— start of PROVIDED RECORDS —

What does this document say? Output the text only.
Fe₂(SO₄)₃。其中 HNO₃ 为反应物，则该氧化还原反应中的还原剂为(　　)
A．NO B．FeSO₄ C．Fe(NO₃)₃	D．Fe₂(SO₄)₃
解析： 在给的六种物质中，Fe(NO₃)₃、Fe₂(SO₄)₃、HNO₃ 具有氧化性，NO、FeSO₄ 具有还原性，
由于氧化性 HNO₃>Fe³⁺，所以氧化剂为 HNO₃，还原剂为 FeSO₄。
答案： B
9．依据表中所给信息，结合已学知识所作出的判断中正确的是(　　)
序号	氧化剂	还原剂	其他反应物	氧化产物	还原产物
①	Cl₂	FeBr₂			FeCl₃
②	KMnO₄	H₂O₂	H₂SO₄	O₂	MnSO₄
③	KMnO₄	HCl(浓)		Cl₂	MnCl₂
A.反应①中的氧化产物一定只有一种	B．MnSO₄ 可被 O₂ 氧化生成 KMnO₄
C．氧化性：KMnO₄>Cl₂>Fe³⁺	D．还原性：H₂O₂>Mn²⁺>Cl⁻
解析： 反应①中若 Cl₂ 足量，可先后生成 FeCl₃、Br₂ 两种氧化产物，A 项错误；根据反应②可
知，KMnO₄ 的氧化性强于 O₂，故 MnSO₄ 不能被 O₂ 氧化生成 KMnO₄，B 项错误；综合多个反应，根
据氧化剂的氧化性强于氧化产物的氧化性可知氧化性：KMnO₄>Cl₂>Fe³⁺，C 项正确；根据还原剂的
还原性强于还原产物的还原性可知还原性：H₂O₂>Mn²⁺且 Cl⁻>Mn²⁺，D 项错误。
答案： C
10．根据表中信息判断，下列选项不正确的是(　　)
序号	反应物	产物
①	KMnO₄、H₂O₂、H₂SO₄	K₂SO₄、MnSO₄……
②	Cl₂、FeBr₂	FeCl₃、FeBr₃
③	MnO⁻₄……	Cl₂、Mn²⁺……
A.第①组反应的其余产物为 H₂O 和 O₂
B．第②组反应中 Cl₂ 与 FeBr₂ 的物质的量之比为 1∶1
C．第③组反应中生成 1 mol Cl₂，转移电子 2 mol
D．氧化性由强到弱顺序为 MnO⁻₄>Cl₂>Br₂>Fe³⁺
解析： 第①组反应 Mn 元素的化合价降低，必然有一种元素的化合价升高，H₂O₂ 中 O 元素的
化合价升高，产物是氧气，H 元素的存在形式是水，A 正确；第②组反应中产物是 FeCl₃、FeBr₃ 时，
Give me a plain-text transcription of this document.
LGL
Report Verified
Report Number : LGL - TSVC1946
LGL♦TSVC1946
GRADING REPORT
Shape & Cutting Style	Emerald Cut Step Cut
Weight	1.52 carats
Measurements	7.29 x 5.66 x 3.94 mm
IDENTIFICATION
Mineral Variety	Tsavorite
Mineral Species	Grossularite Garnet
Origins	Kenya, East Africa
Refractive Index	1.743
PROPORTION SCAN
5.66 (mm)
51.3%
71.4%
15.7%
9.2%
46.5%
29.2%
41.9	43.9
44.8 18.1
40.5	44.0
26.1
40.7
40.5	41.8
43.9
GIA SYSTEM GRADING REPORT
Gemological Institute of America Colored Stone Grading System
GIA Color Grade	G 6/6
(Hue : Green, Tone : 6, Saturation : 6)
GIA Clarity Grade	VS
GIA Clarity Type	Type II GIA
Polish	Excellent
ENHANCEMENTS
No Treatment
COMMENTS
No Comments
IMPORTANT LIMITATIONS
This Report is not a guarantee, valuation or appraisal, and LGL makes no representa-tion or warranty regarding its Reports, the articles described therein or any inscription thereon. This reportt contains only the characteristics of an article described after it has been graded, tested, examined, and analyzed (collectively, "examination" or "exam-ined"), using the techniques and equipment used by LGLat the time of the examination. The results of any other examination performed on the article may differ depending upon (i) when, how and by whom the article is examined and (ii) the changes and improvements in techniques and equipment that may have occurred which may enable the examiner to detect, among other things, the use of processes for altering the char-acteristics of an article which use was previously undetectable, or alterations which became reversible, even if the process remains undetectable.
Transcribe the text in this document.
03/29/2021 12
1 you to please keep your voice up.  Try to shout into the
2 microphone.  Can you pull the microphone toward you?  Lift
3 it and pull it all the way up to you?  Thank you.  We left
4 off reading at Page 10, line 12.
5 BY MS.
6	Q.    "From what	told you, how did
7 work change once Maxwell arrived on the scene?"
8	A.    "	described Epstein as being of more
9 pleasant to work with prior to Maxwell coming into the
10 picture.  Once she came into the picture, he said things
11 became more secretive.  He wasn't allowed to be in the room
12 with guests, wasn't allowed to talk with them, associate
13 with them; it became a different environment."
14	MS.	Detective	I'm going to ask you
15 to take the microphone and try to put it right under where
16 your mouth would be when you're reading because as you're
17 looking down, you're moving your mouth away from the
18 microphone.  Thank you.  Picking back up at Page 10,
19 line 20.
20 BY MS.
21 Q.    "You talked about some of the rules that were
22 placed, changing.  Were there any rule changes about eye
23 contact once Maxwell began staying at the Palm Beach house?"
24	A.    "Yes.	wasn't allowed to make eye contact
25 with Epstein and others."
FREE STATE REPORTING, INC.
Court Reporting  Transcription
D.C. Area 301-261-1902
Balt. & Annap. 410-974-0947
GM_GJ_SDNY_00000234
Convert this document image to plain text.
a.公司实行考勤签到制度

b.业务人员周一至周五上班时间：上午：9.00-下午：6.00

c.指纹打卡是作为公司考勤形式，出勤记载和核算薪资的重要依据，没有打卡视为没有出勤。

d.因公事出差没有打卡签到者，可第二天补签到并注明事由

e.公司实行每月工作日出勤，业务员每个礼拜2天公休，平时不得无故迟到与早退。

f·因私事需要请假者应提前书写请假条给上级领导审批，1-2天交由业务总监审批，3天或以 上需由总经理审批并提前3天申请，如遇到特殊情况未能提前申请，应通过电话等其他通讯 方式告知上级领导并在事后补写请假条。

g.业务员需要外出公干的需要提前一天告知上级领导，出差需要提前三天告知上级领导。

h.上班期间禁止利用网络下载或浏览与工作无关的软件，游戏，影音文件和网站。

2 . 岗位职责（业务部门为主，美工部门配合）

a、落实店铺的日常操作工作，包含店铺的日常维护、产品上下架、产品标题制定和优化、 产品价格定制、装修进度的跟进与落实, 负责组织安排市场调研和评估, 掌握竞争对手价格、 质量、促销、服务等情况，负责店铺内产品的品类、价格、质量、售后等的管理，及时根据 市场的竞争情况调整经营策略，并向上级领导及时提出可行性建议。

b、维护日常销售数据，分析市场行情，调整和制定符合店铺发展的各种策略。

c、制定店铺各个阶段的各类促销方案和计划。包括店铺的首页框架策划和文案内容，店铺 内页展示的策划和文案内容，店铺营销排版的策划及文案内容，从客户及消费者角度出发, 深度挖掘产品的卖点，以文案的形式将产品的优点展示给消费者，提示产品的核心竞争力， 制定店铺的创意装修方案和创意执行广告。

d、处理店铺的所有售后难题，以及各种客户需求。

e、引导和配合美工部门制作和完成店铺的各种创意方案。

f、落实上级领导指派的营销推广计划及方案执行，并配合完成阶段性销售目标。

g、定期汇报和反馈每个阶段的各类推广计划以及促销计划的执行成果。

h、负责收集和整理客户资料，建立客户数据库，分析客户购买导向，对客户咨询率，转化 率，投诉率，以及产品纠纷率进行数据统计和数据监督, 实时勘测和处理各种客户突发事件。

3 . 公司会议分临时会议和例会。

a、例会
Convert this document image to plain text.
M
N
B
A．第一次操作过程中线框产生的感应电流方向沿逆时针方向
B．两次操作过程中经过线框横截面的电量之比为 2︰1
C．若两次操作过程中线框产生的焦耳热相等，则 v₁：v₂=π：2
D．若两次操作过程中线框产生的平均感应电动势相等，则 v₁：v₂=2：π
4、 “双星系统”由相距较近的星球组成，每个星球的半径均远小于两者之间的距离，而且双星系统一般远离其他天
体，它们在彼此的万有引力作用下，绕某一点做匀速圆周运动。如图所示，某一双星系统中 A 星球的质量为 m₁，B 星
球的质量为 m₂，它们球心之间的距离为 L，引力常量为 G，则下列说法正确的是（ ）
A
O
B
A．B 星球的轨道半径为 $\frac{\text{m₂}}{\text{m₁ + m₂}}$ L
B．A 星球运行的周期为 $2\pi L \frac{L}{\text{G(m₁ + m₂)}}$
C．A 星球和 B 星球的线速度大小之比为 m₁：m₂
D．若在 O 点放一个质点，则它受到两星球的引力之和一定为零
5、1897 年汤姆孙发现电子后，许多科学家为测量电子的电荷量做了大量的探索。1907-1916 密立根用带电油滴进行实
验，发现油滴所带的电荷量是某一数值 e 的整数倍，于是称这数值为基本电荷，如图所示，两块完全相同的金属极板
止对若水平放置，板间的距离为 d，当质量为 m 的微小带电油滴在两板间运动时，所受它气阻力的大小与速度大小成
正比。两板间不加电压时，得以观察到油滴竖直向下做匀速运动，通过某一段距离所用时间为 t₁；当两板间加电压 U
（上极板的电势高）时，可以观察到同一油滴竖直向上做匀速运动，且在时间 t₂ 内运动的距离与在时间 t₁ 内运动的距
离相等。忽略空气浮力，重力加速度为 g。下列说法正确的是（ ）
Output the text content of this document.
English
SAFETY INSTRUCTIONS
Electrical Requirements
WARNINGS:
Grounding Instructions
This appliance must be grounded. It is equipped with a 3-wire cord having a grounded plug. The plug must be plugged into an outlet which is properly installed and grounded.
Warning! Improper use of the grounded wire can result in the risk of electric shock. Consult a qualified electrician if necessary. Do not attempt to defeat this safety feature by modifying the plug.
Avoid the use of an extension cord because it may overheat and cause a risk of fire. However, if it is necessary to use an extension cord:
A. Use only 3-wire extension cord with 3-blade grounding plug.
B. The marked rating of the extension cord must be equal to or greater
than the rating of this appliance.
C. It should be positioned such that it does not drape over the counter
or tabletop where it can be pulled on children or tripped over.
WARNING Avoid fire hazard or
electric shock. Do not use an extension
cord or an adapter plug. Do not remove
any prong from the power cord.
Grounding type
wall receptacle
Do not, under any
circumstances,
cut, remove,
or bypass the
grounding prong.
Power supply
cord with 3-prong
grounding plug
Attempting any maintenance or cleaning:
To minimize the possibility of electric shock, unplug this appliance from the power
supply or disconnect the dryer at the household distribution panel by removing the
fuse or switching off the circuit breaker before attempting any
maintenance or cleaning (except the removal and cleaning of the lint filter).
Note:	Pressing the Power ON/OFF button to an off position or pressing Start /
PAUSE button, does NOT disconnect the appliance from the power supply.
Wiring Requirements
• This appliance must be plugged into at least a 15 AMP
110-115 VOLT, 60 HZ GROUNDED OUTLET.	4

— end of PROVIDED RECORDS —

- DIRECTIVE -
Check each line of the records for "FeCl₃" and copy the ones that contain it.

- EXPECTED OUTPUT -
①	Cl₂	FeBr₂			FeCl₃
解析： 反应①中若 Cl₂ 足量，可先后生成 FeCl₃、Br₂ 两种氧化产物，A 项错误；根据反应②可
②	Cl₂、FeBr₂	FeCl₃、FeBr₃
化合价升高，产物是氧气，H 元素的存在形式是水，A 正确；第②组反应中产物是 FeCl₃、FeBr₃ 时，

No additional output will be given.